Problem: Read the records below. Copy each line where the string "defectuosas" occurs.

· · · · · · ·

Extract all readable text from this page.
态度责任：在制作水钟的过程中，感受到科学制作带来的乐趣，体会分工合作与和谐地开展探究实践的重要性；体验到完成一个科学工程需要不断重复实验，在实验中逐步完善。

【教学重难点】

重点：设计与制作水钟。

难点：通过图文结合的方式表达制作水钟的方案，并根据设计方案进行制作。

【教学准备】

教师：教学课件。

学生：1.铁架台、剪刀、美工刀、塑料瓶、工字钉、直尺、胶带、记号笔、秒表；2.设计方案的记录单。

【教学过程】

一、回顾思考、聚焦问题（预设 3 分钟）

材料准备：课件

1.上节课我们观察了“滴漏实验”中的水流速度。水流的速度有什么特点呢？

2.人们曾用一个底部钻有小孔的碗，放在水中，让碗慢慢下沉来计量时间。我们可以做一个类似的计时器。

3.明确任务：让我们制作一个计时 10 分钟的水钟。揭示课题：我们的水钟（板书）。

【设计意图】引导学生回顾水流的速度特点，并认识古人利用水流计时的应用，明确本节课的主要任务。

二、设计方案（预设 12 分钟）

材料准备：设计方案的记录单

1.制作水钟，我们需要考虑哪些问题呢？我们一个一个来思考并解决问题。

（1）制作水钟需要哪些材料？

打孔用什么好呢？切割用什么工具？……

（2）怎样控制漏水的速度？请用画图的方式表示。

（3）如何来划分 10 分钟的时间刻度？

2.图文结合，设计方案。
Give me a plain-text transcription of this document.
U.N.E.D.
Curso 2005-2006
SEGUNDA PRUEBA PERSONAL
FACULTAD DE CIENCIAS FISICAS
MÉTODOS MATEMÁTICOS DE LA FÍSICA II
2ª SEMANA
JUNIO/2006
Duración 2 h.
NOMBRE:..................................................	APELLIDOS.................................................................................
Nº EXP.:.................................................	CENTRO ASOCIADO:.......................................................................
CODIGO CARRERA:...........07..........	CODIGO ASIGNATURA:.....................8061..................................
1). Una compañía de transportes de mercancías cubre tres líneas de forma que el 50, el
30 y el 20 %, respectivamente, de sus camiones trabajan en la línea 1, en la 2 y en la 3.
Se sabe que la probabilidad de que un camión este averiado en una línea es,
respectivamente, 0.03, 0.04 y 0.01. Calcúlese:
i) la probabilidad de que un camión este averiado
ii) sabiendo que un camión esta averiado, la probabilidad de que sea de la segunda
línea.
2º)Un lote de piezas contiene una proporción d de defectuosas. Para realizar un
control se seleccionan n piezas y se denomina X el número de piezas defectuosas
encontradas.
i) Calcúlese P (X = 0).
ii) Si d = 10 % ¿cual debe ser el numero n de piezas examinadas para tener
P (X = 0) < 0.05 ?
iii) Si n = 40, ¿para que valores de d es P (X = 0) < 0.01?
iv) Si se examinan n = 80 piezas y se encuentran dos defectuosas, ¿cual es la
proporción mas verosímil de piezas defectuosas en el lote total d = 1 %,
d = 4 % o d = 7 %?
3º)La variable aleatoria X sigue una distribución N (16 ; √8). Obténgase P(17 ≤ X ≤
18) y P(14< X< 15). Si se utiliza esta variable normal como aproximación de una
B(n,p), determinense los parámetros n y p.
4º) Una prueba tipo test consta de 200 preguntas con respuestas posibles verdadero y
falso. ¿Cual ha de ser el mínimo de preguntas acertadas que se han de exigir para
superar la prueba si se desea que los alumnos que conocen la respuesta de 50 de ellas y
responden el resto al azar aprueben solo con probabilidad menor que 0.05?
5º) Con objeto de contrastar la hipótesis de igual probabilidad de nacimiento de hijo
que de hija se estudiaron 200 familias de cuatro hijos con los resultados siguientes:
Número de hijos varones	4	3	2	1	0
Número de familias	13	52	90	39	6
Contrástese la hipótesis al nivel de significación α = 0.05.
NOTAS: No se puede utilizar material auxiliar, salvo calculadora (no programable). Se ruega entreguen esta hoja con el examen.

· · · · · · ·

Response below:
2º)Un lote de piezas contiene una proporción d de defectuosas. Para realizar un
control se seleccionan n piezas y se denomina X el número de piezas defectuosas
iv) Si se examinan n = 80 piezas y se encuentran dos defectuosas, ¿cual es la
proporción mas verosímil de piezas defectuosas en el lote total d = 1 %,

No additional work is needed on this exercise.